# [Work to do]
Rewrite the material below with every instance of "Bar" changed to "Rectangle" and nothing else altered. Leave the pictures out of your answer.

##### Data section #####

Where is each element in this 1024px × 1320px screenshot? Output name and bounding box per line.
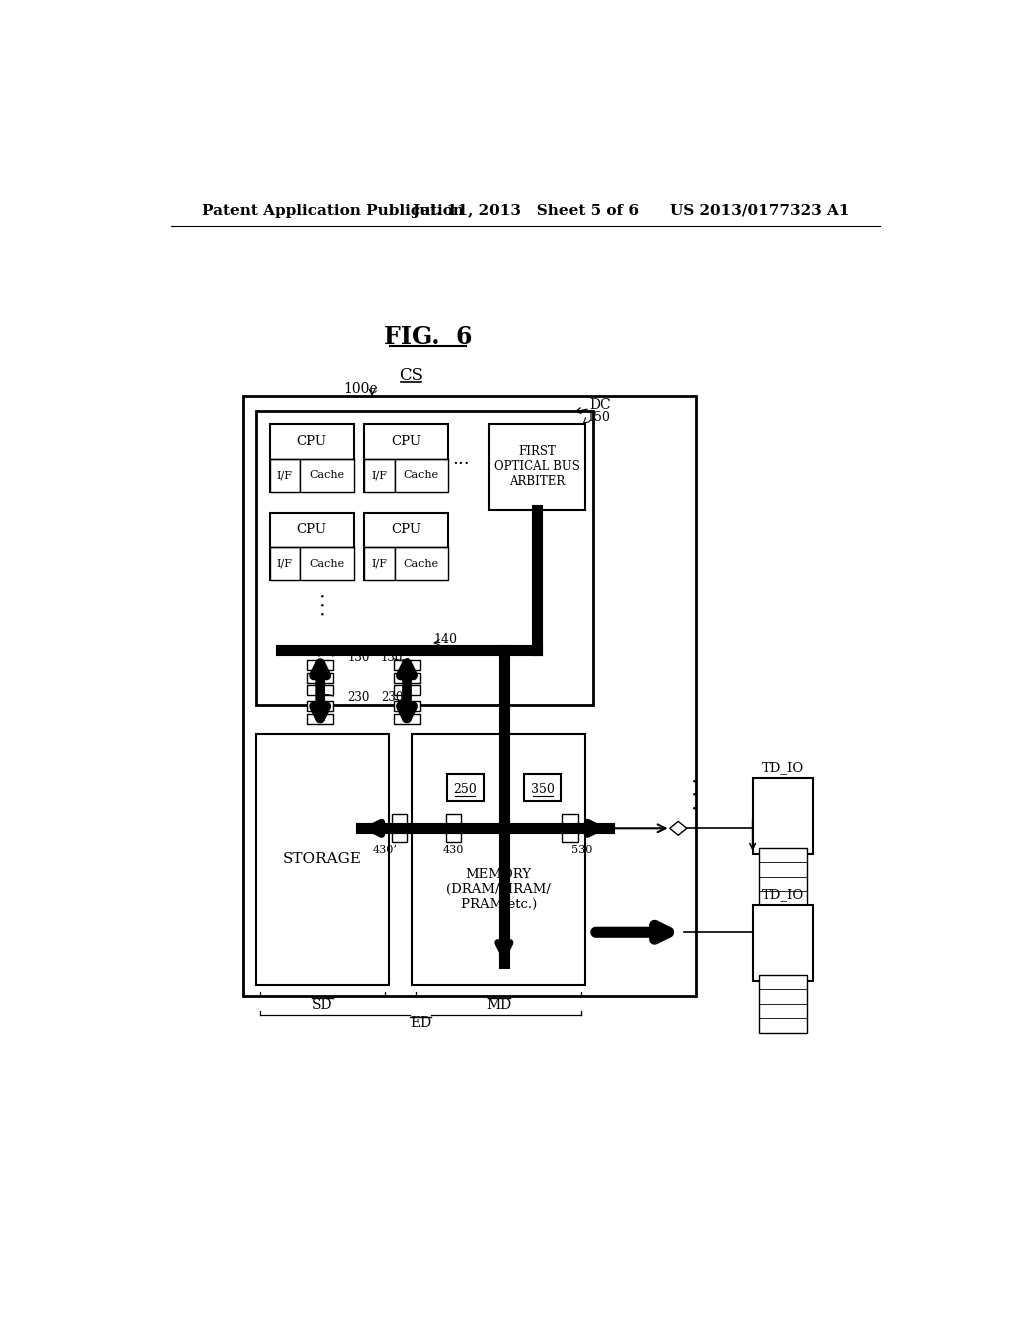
Bar: [256, 734, 389, 985]
Bar: [256, 411, 593, 705]
Bar: [391, 814, 407, 842]
Text: CPU: CPU: [297, 524, 327, 536]
Text: 430’: 430’: [373, 845, 397, 855]
Polygon shape: [670, 821, 687, 836]
Text: Cache: Cache: [403, 470, 439, 480]
Bar: [307, 685, 334, 696]
Text: US 2013/0177323 A1: US 2013/0177323 A1: [671, 203, 850, 218]
Text: ...: ...: [453, 450, 470, 467]
Text: CPU: CPU: [391, 434, 421, 447]
Text: 350: 350: [530, 783, 555, 796]
Bar: [759, 847, 807, 906]
Text: Jul. 11, 2013   Sheet 5 of 6: Jul. 11, 2013 Sheet 5 of 6: [413, 203, 639, 218]
Text: 230: 230: [381, 690, 403, 704]
Bar: [300, 548, 353, 581]
Text: 130: 130: [381, 651, 403, 664]
Bar: [270, 459, 300, 492]
Text: ⋅: ⋅: [690, 801, 697, 818]
Text: CS: CS: [399, 367, 423, 384]
Text: ⋅: ⋅: [690, 787, 697, 805]
Bar: [394, 701, 420, 711]
Text: 100e: 100e: [343, 383, 378, 396]
Bar: [270, 548, 300, 581]
Bar: [307, 714, 334, 723]
Text: 140: 140: [434, 634, 458, 647]
Text: ⋅: ⋅: [318, 607, 325, 624]
Bar: [307, 701, 334, 711]
Bar: [394, 673, 420, 682]
Text: TD_IO: TD_IO: [762, 888, 804, 902]
Text: 430: 430: [442, 845, 464, 855]
Text: CPU: CPU: [391, 524, 421, 536]
Bar: [394, 685, 420, 696]
Bar: [243, 396, 696, 997]
Bar: [394, 459, 449, 492]
Text: 230: 230: [347, 690, 370, 704]
Text: DC: DC: [589, 397, 610, 412]
Bar: [300, 459, 353, 492]
Bar: [365, 424, 449, 492]
Text: Cache: Cache: [309, 470, 344, 480]
Text: STORAGE: STORAGE: [283, 853, 362, 866]
Text: I/F: I/F: [372, 470, 387, 480]
Text: MEMORY
(DRAM/MRAM/
PRAM etc.): MEMORY (DRAM/MRAM/ PRAM etc.): [446, 869, 551, 911]
Text: I/F: I/F: [276, 470, 293, 480]
Bar: [489, 424, 586, 510]
Text: I/F: I/F: [372, 558, 387, 569]
Text: Cache: Cache: [309, 558, 344, 569]
Text: 530: 530: [571, 845, 593, 855]
Text: 130: 130: [347, 651, 370, 664]
Text: ED: ED: [410, 1016, 431, 1030]
Text: SD: SD: [312, 998, 333, 1011]
Text: Patent Application Publication: Patent Application Publication: [202, 203, 464, 218]
Bar: [524, 775, 561, 800]
Bar: [307, 660, 334, 671]
Bar: [365, 459, 394, 492]
Text: 150: 150: [587, 412, 610, 425]
Bar: [759, 974, 807, 1034]
Text: ⋅: ⋅: [318, 598, 325, 615]
Text: I/F: I/F: [276, 558, 293, 569]
Text: ⋅: ⋅: [690, 774, 697, 791]
Bar: [753, 906, 813, 981]
Text: FIRST
OPTICAL BUS
ARBITER: FIRST OPTICAL BUS ARBITER: [495, 445, 581, 488]
Text: FIG.  6: FIG. 6: [384, 325, 472, 348]
Text: MD: MD: [486, 998, 511, 1011]
Bar: [753, 779, 813, 854]
Bar: [413, 734, 586, 985]
Bar: [307, 673, 334, 682]
Text: Cache: Cache: [403, 558, 439, 569]
Bar: [394, 548, 449, 581]
Text: ⋅: ⋅: [318, 589, 325, 606]
Bar: [562, 814, 578, 842]
Bar: [394, 714, 420, 723]
Text: CPU: CPU: [297, 434, 327, 447]
Bar: [270, 512, 353, 581]
Bar: [446, 775, 483, 800]
Bar: [365, 548, 394, 581]
Text: 250: 250: [454, 783, 477, 796]
Bar: [445, 814, 461, 842]
Bar: [270, 424, 353, 492]
Bar: [394, 660, 420, 671]
Text: TD_IO: TD_IO: [762, 760, 804, 774]
Bar: [365, 512, 449, 581]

#####

# [Reply]
Where is each element in this 1024px × 1320px screenshot? Output name and bounding box per line.
Rectangle: [256, 734, 389, 985]
Rectangle: [256, 411, 593, 705]
Rectangle: [391, 814, 407, 842]
Text: CPU: CPU: [297, 524, 327, 536]
Text: 430’: 430’: [373, 845, 397, 855]
Polygon shape: [670, 821, 687, 836]
Text: Cache: Cache: [403, 470, 439, 480]
Rectangle: [307, 685, 334, 696]
Text: US 2013/0177323 A1: US 2013/0177323 A1: [671, 203, 850, 218]
Text: ...: ...: [453, 450, 470, 467]
Text: CPU: CPU: [391, 434, 421, 447]
Text: 350: 350: [530, 783, 555, 796]
Rectangle: [759, 847, 807, 906]
Text: Jul. 11, 2013   Sheet 5 of 6: Jul. 11, 2013 Sheet 5 of 6: [413, 203, 639, 218]
Text: 230: 230: [381, 690, 403, 704]
Rectangle: [300, 548, 353, 581]
Text: 130: 130: [381, 651, 403, 664]
Rectangle: [270, 459, 300, 492]
Text: ⋅: ⋅: [690, 801, 697, 818]
Text: CS: CS: [399, 367, 423, 384]
Text: ⋅: ⋅: [690, 787, 697, 805]
Rectangle: [394, 701, 420, 711]
Text: 100e: 100e: [343, 383, 378, 396]
Rectangle: [270, 548, 300, 581]
Rectangle: [307, 714, 334, 723]
Text: 140: 140: [434, 634, 458, 647]
Text: ⋅: ⋅: [318, 607, 325, 624]
Rectangle: [307, 701, 334, 711]
Rectangle: [394, 673, 420, 682]
Text: TD_IO: TD_IO: [762, 888, 804, 902]
Text: 430: 430: [442, 845, 464, 855]
Text: CPU: CPU: [391, 524, 421, 536]
Rectangle: [394, 685, 420, 696]
Rectangle: [243, 396, 696, 997]
Rectangle: [394, 459, 449, 492]
Text: 230: 230: [347, 690, 370, 704]
Text: DC: DC: [589, 397, 610, 412]
Rectangle: [300, 459, 353, 492]
Rectangle: [365, 424, 449, 492]
Text: Cache: Cache: [309, 470, 344, 480]
Text: STORAGE: STORAGE: [283, 853, 362, 866]
Text: I/F: I/F: [372, 470, 387, 480]
Text: MEMORY
(DRAM/MRAM/
PRAM etc.): MEMORY (DRAM/MRAM/ PRAM etc.): [446, 869, 551, 911]
Text: I/F: I/F: [276, 470, 293, 480]
Rectangle: [489, 424, 586, 510]
Text: I/F: I/F: [372, 558, 387, 569]
Text: Cache: Cache: [309, 558, 344, 569]
Text: 530: 530: [571, 845, 593, 855]
Text: 130: 130: [347, 651, 370, 664]
Text: ED: ED: [410, 1016, 431, 1030]
Text: SD: SD: [312, 998, 333, 1011]
Text: Patent Application Publication: Patent Application Publication: [202, 203, 464, 218]
Rectangle: [524, 775, 561, 800]
Rectangle: [307, 660, 334, 671]
Rectangle: [365, 459, 394, 492]
Text: 150: 150: [587, 412, 610, 425]
Rectangle: [759, 974, 807, 1034]
Text: ⋅: ⋅: [318, 598, 325, 615]
Text: I/F: I/F: [276, 558, 293, 569]
Text: ⋅: ⋅: [690, 774, 697, 791]
Rectangle: [753, 906, 813, 981]
Text: FIRST
OPTICAL BUS
ARBITER: FIRST OPTICAL BUS ARBITER: [495, 445, 581, 488]
Text: FIG.  6: FIG. 6: [384, 325, 472, 348]
Text: MD: MD: [486, 998, 511, 1011]
Rectangle: [753, 779, 813, 854]
Rectangle: [413, 734, 586, 985]
Rectangle: [307, 673, 334, 682]
Text: Cache: Cache: [403, 558, 439, 569]
Rectangle: [394, 548, 449, 581]
Text: ⋅: ⋅: [318, 589, 325, 606]
Rectangle: [562, 814, 578, 842]
Rectangle: [394, 714, 420, 723]
Text: CPU: CPU: [297, 434, 327, 447]
Rectangle: [270, 512, 353, 581]
Rectangle: [446, 775, 483, 800]
Rectangle: [365, 548, 394, 581]
Text: 250: 250: [454, 783, 477, 796]
Rectangle: [445, 814, 461, 842]
Rectangle: [270, 424, 353, 492]
Rectangle: [394, 660, 420, 671]
Text: TD_IO: TD_IO: [762, 760, 804, 774]
Rectangle: [365, 512, 449, 581]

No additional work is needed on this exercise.